# START OF Entries

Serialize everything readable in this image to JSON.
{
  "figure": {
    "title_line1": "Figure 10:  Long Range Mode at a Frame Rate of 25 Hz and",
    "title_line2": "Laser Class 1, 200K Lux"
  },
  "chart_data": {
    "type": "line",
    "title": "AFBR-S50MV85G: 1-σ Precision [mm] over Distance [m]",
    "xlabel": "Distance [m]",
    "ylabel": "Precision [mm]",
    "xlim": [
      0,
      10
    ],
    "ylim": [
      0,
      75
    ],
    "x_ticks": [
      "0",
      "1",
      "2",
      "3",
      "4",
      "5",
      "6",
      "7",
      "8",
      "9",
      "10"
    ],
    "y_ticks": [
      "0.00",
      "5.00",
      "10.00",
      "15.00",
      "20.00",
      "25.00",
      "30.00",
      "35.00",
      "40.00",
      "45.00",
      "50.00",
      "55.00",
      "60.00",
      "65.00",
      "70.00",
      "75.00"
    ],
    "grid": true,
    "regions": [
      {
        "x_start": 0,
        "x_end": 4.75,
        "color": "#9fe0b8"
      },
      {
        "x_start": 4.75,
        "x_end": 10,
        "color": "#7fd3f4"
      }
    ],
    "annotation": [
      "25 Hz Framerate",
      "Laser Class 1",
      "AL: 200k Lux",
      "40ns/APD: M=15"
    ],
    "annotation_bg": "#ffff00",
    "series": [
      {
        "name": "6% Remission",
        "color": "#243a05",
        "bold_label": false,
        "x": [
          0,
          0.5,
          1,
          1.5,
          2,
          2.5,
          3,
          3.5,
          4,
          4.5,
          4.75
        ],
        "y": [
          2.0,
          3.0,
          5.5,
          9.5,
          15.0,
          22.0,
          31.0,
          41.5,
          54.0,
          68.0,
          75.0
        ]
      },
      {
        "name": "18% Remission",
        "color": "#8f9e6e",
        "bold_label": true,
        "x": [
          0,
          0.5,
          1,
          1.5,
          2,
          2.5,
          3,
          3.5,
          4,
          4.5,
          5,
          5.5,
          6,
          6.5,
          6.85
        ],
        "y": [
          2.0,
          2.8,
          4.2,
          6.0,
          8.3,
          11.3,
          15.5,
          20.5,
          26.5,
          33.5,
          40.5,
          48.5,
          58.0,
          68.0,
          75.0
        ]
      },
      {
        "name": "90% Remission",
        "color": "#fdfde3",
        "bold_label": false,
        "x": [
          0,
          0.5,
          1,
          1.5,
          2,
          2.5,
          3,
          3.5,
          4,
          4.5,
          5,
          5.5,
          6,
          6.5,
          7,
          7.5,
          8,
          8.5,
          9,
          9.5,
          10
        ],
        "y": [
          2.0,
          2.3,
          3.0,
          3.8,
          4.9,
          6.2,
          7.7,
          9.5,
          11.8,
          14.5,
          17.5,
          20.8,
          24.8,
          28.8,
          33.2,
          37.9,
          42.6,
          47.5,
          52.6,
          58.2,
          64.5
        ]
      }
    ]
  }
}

# END OF Entries

Set exercise — Find how many lines of the material carry the string "Remission". Only the number should be in the answer.

Solution — 3